=== PROBLEM TO SOLVE ===
Some lines in the listing below may include the string "this". How many are there? Give only the number.

=== Saved entries ===
_ _ _ _ _

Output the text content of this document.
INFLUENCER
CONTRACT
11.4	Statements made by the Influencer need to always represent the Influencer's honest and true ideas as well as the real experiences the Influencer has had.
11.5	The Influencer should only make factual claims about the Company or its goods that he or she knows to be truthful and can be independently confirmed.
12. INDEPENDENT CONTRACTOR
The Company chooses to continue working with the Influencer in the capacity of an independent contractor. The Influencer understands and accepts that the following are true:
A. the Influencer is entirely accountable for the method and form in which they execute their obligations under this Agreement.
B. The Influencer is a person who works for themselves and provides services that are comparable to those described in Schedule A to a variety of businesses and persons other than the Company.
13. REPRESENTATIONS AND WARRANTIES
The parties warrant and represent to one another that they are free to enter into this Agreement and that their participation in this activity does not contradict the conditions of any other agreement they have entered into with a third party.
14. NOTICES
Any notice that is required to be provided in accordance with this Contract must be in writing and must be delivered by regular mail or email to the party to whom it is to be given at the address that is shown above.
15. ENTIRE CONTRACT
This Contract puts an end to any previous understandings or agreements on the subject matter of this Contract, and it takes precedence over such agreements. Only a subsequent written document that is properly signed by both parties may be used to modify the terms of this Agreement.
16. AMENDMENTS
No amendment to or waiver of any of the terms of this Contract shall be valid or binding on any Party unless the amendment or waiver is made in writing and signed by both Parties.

_ _ _ _ _

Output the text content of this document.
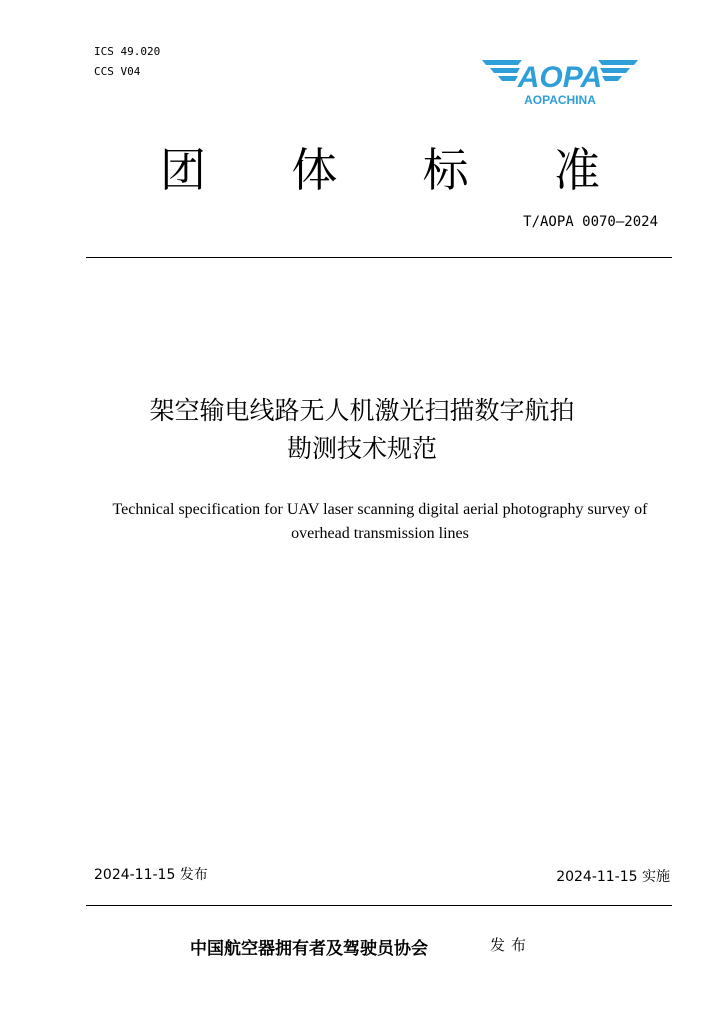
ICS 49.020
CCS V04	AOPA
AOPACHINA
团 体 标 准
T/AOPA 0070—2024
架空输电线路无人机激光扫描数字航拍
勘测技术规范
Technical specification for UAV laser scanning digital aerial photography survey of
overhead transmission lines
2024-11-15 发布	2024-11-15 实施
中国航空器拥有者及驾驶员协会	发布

_ _ _ _ _

=== RESPONSE TO THE EXERCISE ===
7